EXERCISE AIM:
Return all lines from the listing below in which the string "bdbPurpose" occurs.

══ AVAILABLE RECORDS ══

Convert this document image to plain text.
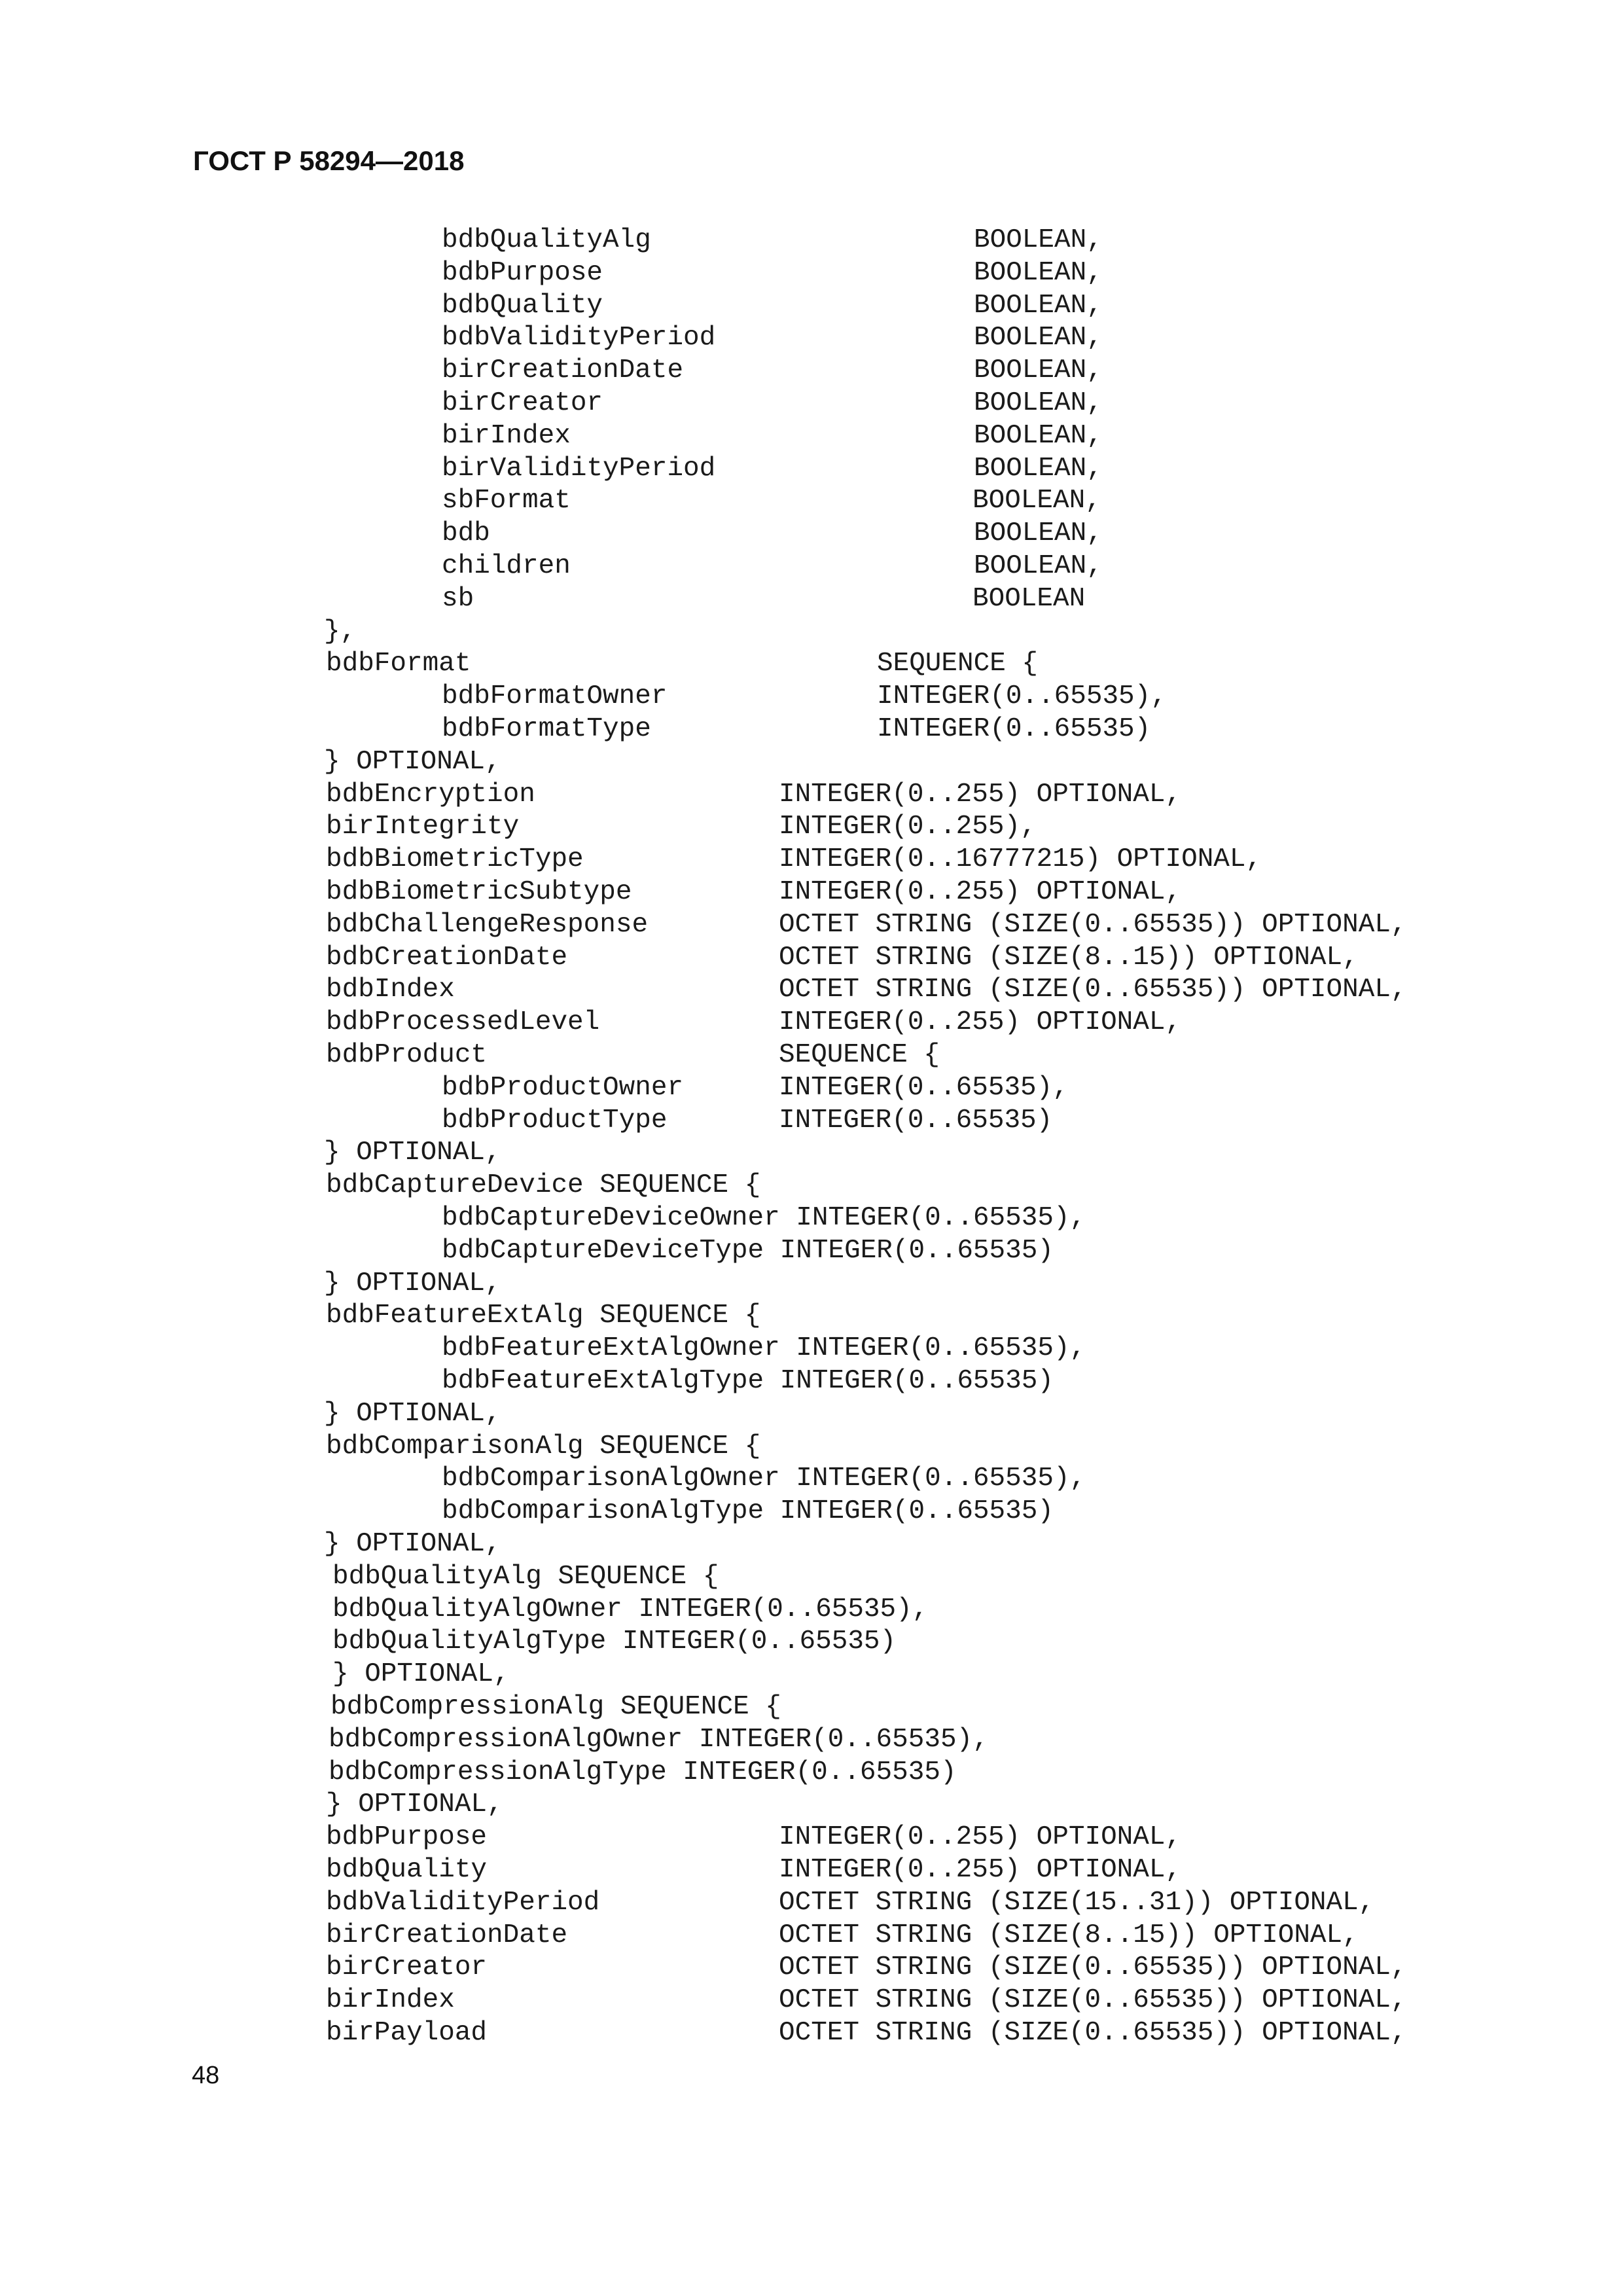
ГОСТ Р 58294—2018
bdbQualityAlg	BOOLEAN,
bdbPurpose	BOOLEAN,
bdbQuality	BOOLEAN,
bdbValidityPeriod	BOOLEAN,
birCreationDate	BOOLEAN,
birCreator	BOOLEAN,
birIndex	BOOLEAN,
birValidityPeriod	BOOLEAN,
sbFormat	BOOLEAN,
bdb	BOOLEAN,
children	BOOLEAN,
sb	BOOLEAN
},
bdbFormat	SEQUENCE {
bdbFormatOwner	INTEGER(0..65535),
bdbFormatType	INTEGER(0..65535)
} OPTIONAL,
bdbEncryption	INTEGER(0..255) OPTIONAL,
birIntegrity	INTEGER(0..255),
bdbBiometricType	INTEGER(0..16777215) OPTIONAL,
bdbBiometricSubtype	INTEGER(0..255) OPTIONAL,
bdbChallengeResponse	OCTET STRING (SIZE(0..65535)) OPTIONAL,
bdbCreationDate	OCTET STRING (SIZE(8..15)) OPTIONAL,
bdbIndex	OCTET STRING (SIZE(0..65535)) OPTIONAL,
bdbProcessedLevel	INTEGER(0..255) OPTIONAL,
bdbProduct	SEQUENCE {
bdbProductOwner	INTEGER(0..65535),
bdbProductType	INTEGER(0..65535)
} OPTIONAL,
bdbCaptureDevice SEQUENCE {
bdbCaptureDeviceOwner INTEGER(0..65535),
bdbCaptureDeviceType INTEGER(0..65535)
} OPTIONAL,
bdbFeatureExtAlg SEQUENCE {
bdbFeatureExtAlgOwner INTEGER(0..65535),
bdbFeatureExtAlgType INTEGER(0..65535)
} OPTIONAL,
bdbComparisonAlg SEQUENCE {
bdbComparisonAlgOwner INTEGER(0..65535),
bdbComparisonAlgType INTEGER(0..65535)
} OPTIONAL,
bdbQualityAlg SEQUENCE {
bdbQualityAlgOwner INTEGER(0..65535),
bdbQualityAlgType INTEGER(0..65535)
} OPTIONAL,
bdbCompressionAlg SEQUENCE {
bdbCompressionAlgOwner INTEGER(0..65535),
bdbCompressionAlgType INTEGER(0..65535)
} OPTIONAL,
bdbPurpose	INTEGER(0..255) OPTIONAL,
bdbQuality	INTEGER(0..255) OPTIONAL,
bdbValidityPeriod	OCTET STRING (SIZE(15..31)) OPTIONAL,
birCreationDate	OCTET STRING (SIZE(8..15)) OPTIONAL,
birCreator	OCTET STRING (SIZE(0..65535)) OPTIONAL,
birIndex	OCTET STRING (SIZE(0..65535)) OPTIONAL,
birPayload	OCTET STRING (SIZE(0..65535)) OPTIONAL,
48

═══

RESPONSE FOR THIS EXERCISE:
bdbPurpose	BOOLEAN,
bdbPurpose	INTEGER(0..255) OPTIONAL,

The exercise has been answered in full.